> **RECORDS SHOWN**:
>>>>>

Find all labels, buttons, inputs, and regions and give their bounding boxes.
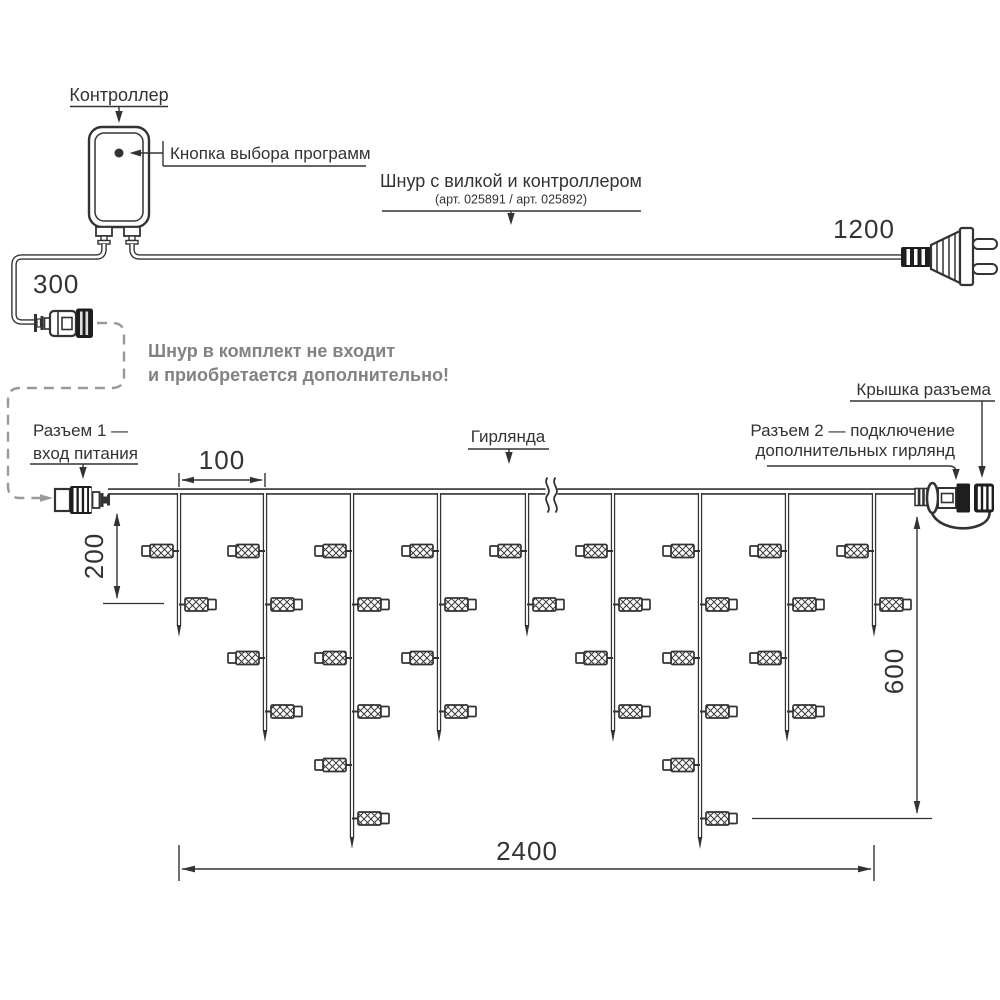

<<<<<
>>>>>

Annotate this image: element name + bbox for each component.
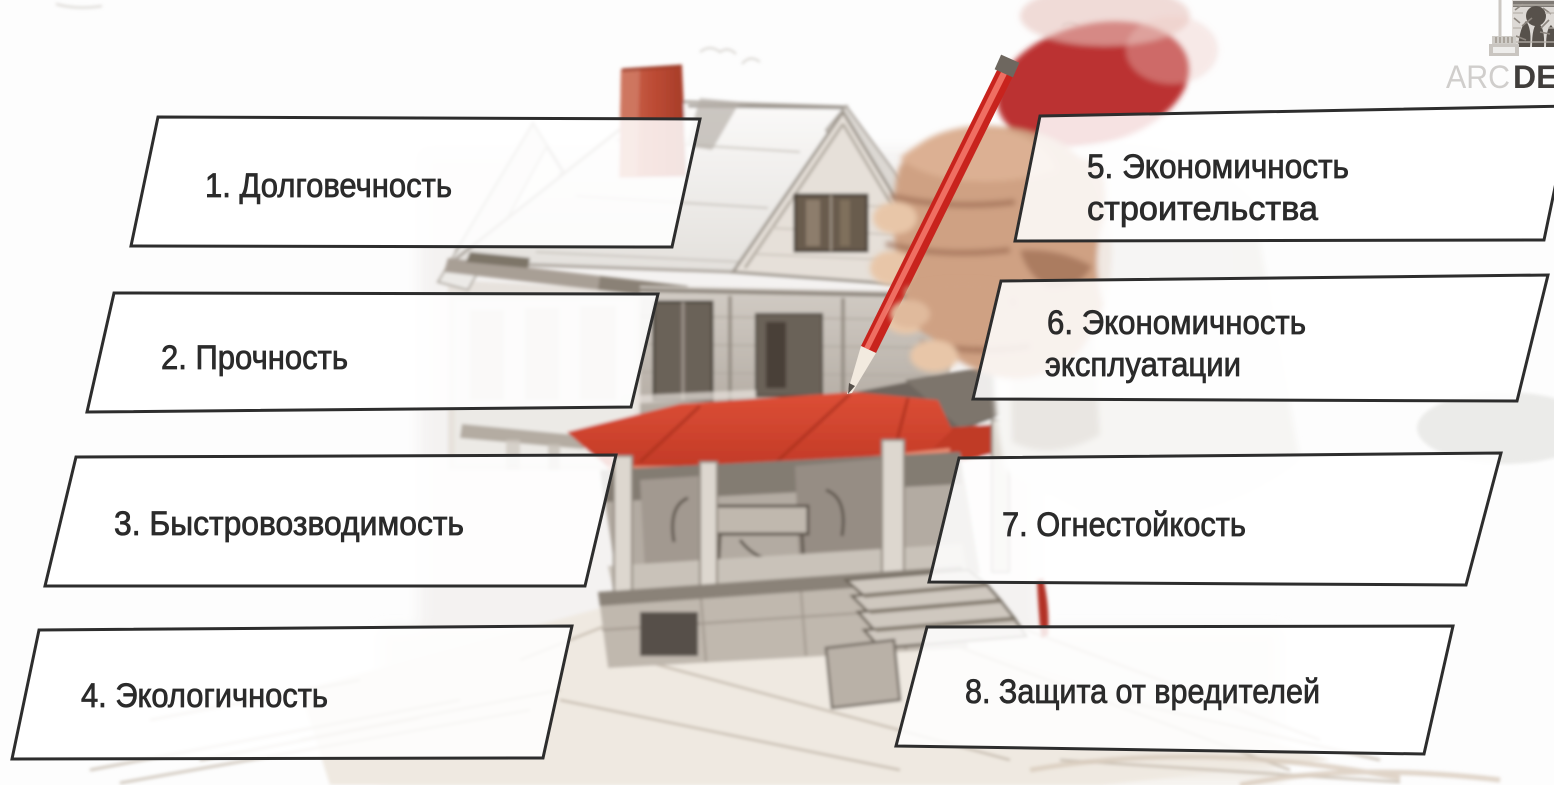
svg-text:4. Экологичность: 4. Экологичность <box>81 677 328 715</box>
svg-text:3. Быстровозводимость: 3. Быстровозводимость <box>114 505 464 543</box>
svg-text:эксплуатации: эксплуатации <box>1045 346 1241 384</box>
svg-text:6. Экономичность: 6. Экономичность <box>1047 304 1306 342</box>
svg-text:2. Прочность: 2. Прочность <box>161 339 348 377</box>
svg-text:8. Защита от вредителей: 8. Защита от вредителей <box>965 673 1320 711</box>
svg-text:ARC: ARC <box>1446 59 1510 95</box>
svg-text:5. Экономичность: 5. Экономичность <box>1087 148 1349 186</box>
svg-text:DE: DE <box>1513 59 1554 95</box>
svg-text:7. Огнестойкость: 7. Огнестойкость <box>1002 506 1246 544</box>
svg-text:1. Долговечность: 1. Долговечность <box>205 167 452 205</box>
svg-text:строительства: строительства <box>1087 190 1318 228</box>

<<<<<

> **PROBLEM DESCRIPTION**: Return the lines starting at the one containing "Annotate this image: element" and ending at the one containing "svg-text:6. Экономичность: 6.", copied without change and with the pictures left out.

> **EXERCISE RESPONSE**:
Annotate this image: element name + bbox for each component.
svg-text:4. Экологичность: 4. Экологичность <box>81 677 328 715</box>
svg-text:3. Быстровозводимость: 3. Быстровозводимость <box>114 505 464 543</box>
svg-text:эксплуатации: эксплуатации <box>1045 346 1241 384</box>
svg-text:6. Экономичность: 6. Экономичность <box>1047 304 1306 342</box>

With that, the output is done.